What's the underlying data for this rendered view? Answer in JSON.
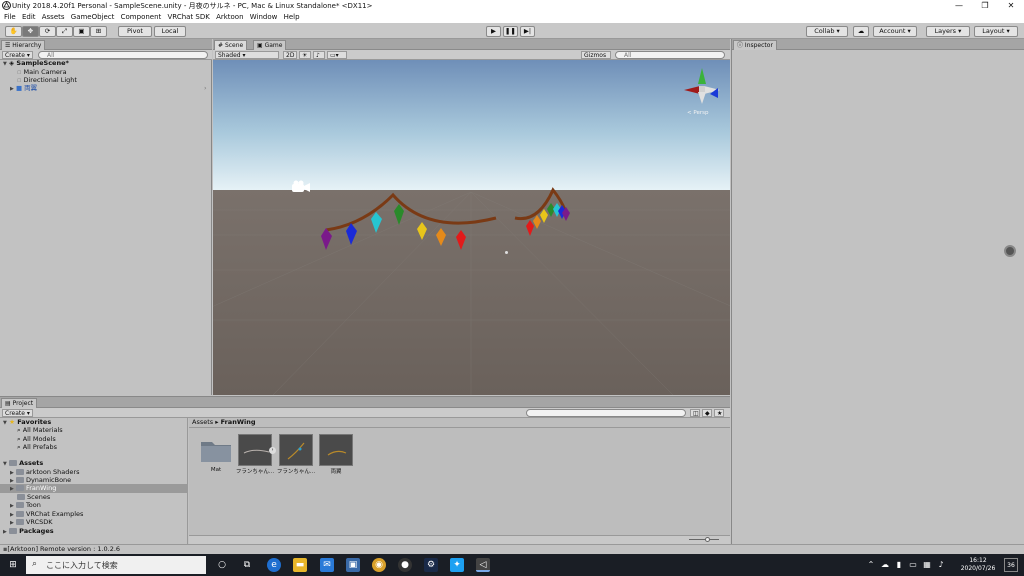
{
  "window": {
    "title": "Unity 2018.4.20f1 Personal - SampleScene.unity - 月夜のサルネ - PC, Mac & Linux Standalone* <DX11>"
  },
  "menu": [
    "File",
    "Edit",
    "Assets",
    "GameObject",
    "Component",
    "VRChat SDK",
    "Arktoon",
    "Window",
    "Help"
  ],
  "toolbar": {
    "pivot": "Pivot",
    "local": "Local",
    "collab": "Collab ▾",
    "account": "Account",
    "layers": "Layers",
    "layout": "Layout"
  },
  "hierarchy": {
    "tab": "Hierarchy",
    "create": "Create ▾",
    "search_placeholder": "All",
    "scene": "SampleScene*",
    "items": [
      "Main Camera",
      "Directional Light",
      "両翼"
    ]
  },
  "scene_view": {
    "tab_scene": "Scene",
    "tab_game": "Game",
    "shading": "Shaded",
    "mode2d": "2D",
    "gizmos": "Gizmos ▾",
    "search_placeholder": "All",
    "persp": "< Persp"
  },
  "inspector": {
    "tab": "Inspector"
  },
  "project": {
    "tab": "Project",
    "create": "Create ▾",
    "favorites_label": "Favorites",
    "favorites": [
      "All Materials",
      "All Models",
      "All Prefabs"
    ],
    "assets_label": "Assets",
    "folders": [
      "arktoon Shaders",
      "DynamicBone",
      "FranWing",
      "Scenes",
      "Toon",
      "VRChat Examples",
      "VRCSDK"
    ],
    "packages_label": "Packages",
    "breadcrumb": [
      "Assets",
      "FranWing"
    ],
    "breadcrumb_sep": "▸",
    "asset_names": [
      "Mat",
      "フランちゃん...",
      "フランちゃん...",
      "両翼"
    ]
  },
  "status": {
    "text": "[Arktoon] Remote version : 1.0.2.6"
  },
  "taskbar": {
    "search": "ここに入力して検索",
    "time": "16:12",
    "date": "2020/07/26",
    "badge": "36"
  }
}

........

- [Written exercise] Leave out every picture and copy the rest of the records exactly.

- [Result of this task]
What's the underlying data for this rendered view? Answer in JSON.
{
  "window": {
    "title": "Unity 2018.4.20f1 Personal - SampleScene.unity - 月夜のサルネ - PC, Mac & Linux Standalone* <DX11>"
  },
  "menu": [
    "File",
    "Edit",
    "Assets",
    "GameObject",
    "Component",
    "VRChat SDK",
    "Arktoon",
    "Window",
    "Help"
  ],
  "toolbar": {
    "pivot": "Pivot",
    "local": "Local",
    "collab": "Collab ▾",
    "account": "Account",
    "layers": "Layers",
    "layout": "Layout"
  },
  "hierarchy": {
    "tab": "Hierarchy",
    "create": "Create ▾",
    "search_placeholder": "All",
    "scene": "SampleScene*",
    "items": [
      "Main Camera",
      "Directional Light",
      "両翼"
    ]
  },
  "scene_view": {
    "tab_scene": "Scene",
    "tab_game": "Game",
    "shading": "Shaded",
    "mode2d": "2D",
    "gizmos": "Gizmos ▾",
    "search_placeholder": "All",
    "persp": "< Persp"
  },
  "inspector": {
    "tab": "Inspector"
  },
  "project": {
    "tab": "Project",
    "create": "Create ▾",
    "favorites_label": "Favorites",
    "favorites": [
      "All Materials",
      "All Models",
      "All Prefabs"
    ],
    "assets_label": "Assets",
    "folders": [
      "arktoon Shaders",
      "DynamicBone",
      "FranWing",
      "Scenes",
      "Toon",
      "VRChat Examples",
      "VRCSDK"
    ],
    "packages_label": "Packages",
    "breadcrumb": [
      "Assets",
      "FranWing"
    ],
    "breadcrumb_sep": "▸",
    "asset_names": [
      "Mat",
      "フランちゃん...",
      "フランちゃん...",
      "両翼"
    ]
  },
  "status": {
    "text": "[Arktoon] Remote version : 1.0.2.6"
  },
  "taskbar": {
    "search": "ここに入力して検索",
    "time": "16:12",
    "date": "2020/07/26",
    "badge": "36"
  }
}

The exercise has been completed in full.